Below is a listing to write out in full, exactly as given, without its pictures.

** Start Data lines **

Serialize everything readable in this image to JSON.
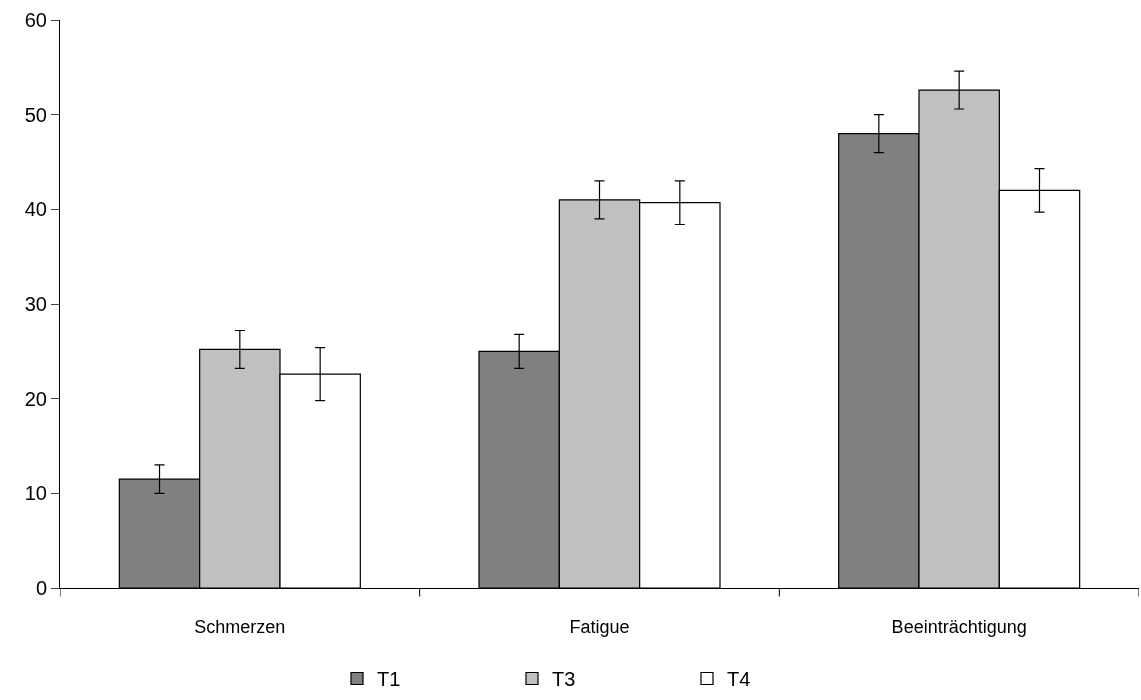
{
  "chart_data": {
    "type": "bar",
    "categories": [
      "Schmerzen",
      "Fatigue",
      "Beeinträchtigung"
    ],
    "series": [
      {
        "name": "T1",
        "color": "#808080",
        "values": [
          11.5,
          25.0,
          48.0
        ],
        "errors": [
          1.5,
          1.8,
          2.0
        ]
      },
      {
        "name": "T3",
        "color": "#c0c0c0",
        "values": [
          25.2,
          41.0,
          52.6
        ],
        "errors": [
          2.0,
          2.0,
          2.0
        ]
      },
      {
        "name": "T4",
        "color": "#ffffff",
        "values": [
          22.6,
          40.7,
          42.0
        ],
        "errors": [
          2.8,
          2.3,
          2.3
        ]
      }
    ],
    "ylim": [
      0,
      60
    ],
    "yticks": [
      0,
      10,
      20,
      30,
      40,
      50,
      60
    ],
    "legend": "bottom"
  }
}
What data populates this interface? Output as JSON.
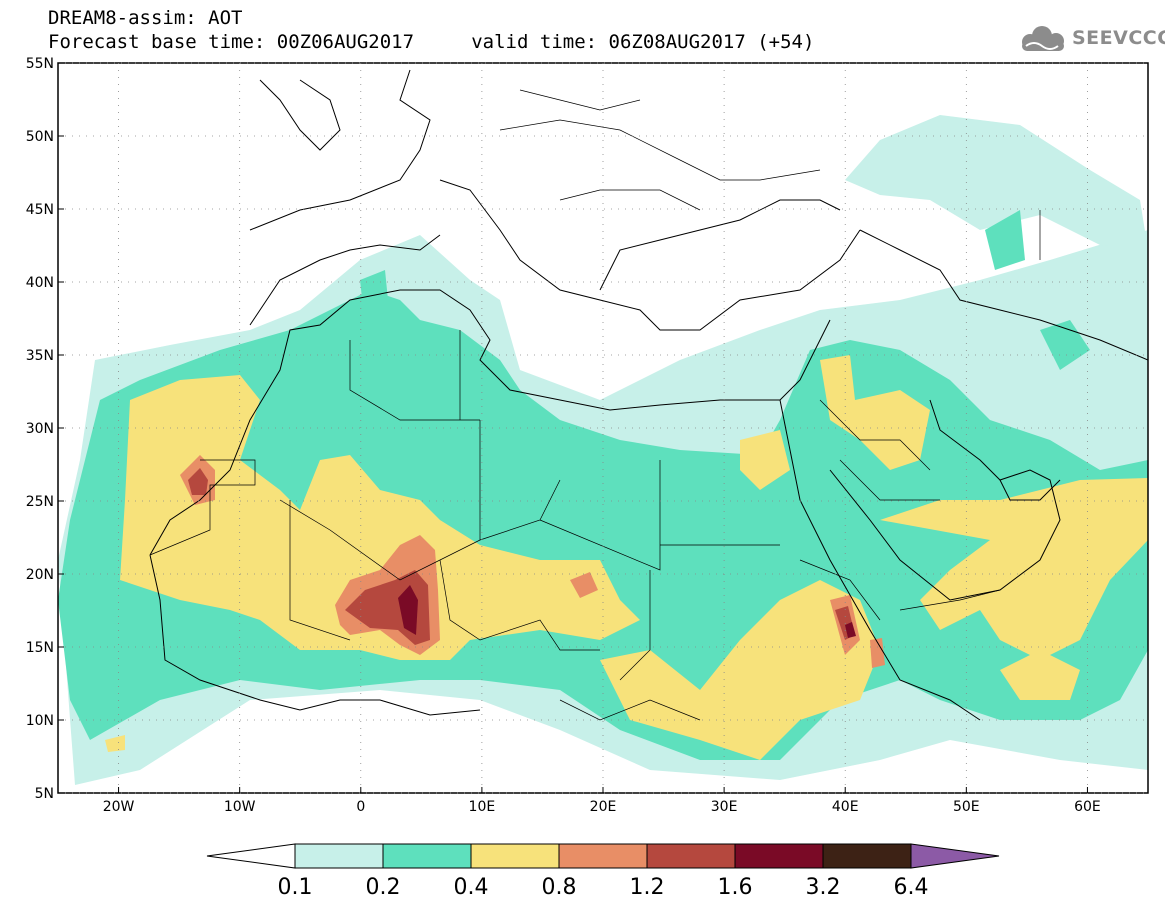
{
  "header": {
    "line1": "DREAM8-assim: AOT",
    "line2": "Forecast base time: 00Z06AUG2017     valid time: 06Z08AUG2017 (+54)"
  },
  "logo": {
    "text": "SEEVCCC",
    "icon": "cloud-icon"
  },
  "map": {
    "lat_labels": [
      "55N",
      "50N",
      "45N",
      "40N",
      "35N",
      "30N",
      "25N",
      "20N",
      "15N",
      "10N",
      "5N"
    ],
    "lon_labels": [
      "20W",
      "10W",
      "0",
      "10E",
      "20E",
      "30E",
      "40E",
      "50E",
      "60E"
    ],
    "lat_range": [
      5,
      55
    ],
    "lon_range": [
      -25,
      65
    ],
    "grid": "dotted"
  },
  "colorbar": {
    "levels": [
      "0.1",
      "0.2",
      "0.4",
      "0.8",
      "1.2",
      "1.6",
      "3.2",
      "6.4"
    ],
    "colors": [
      "#ffffff",
      "#c7f0e9",
      "#5ee0bd",
      "#f7e27b",
      "#e88e66",
      "#b5483e",
      "#7a0a26",
      "#3d2215",
      "#8c5aa6"
    ]
  },
  "colors": {
    "c1": "#c7f0e9",
    "c2": "#5ee0bd",
    "c3": "#f7e27b",
    "c4": "#e88e66",
    "c5": "#b5483e",
    "c6": "#7a0a26"
  }
}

** End Data lines **

**Finished answer**.
Serialize everything readable in this image to JSON.
{
  "chart_data": {
    "type": "bar",
    "categories": [
      "Schmerzen",
      "Fatigue",
      "Beeinträchtigung"
    ],
    "series": [
      {
        "name": "T1",
        "color": "#808080",
        "values": [
          11.5,
          25.0,
          48.0
        ],
        "errors": [
          1.5,
          1.8,
          2.0
        ]
      },
      {
        "name": "T3",
        "color": "#c0c0c0",
        "values": [
          25.2,
          41.0,
          52.6
        ],
        "errors": [
          2.0,
          2.0,
          2.0
        ]
      },
      {
        "name": "T4",
        "color": "#ffffff",
        "values": [
          22.6,
          40.7,
          42.0
        ],
        "errors": [
          2.8,
          2.3,
          2.3
        ]
      }
    ],
    "ylim": [
      0,
      60
    ],
    "yticks": [
      0,
      10,
      20,
      30,
      40,
      50,
      60
    ],
    "legend": "bottom"
  }
}
What data populates this interface? Output as JSON.
{
  "header": {
    "line1": "DREAM8-assim: AOT",
    "line2": "Forecast base time: 00Z06AUG2017     valid time: 06Z08AUG2017 (+54)"
  },
  "logo": {
    "text": "SEEVCCC",
    "icon": "cloud-icon"
  },
  "map": {
    "lat_labels": [
      "55N",
      "50N",
      "45N",
      "40N",
      "35N",
      "30N",
      "25N",
      "20N",
      "15N",
      "10N",
      "5N"
    ],
    "lon_labels": [
      "20W",
      "10W",
      "0",
      "10E",
      "20E",
      "30E",
      "40E",
      "50E",
      "60E"
    ],
    "lat_range": [
      5,
      55
    ],
    "lon_range": [
      -25,
      65
    ],
    "grid": "dotted"
  },
  "colorbar": {
    "levels": [
      "0.1",
      "0.2",
      "0.4",
      "0.8",
      "1.2",
      "1.6",
      "3.2",
      "6.4"
    ],
    "colors": [
      "#ffffff",
      "#c7f0e9",
      "#5ee0bd",
      "#f7e27b",
      "#e88e66",
      "#b5483e",
      "#7a0a26",
      "#3d2215",
      "#8c5aa6"
    ]
  },
  "colors": {
    "c1": "#c7f0e9",
    "c2": "#5ee0bd",
    "c3": "#f7e27b",
    "c4": "#e88e66",
    "c5": "#b5483e",
    "c6": "#7a0a26"
  }
}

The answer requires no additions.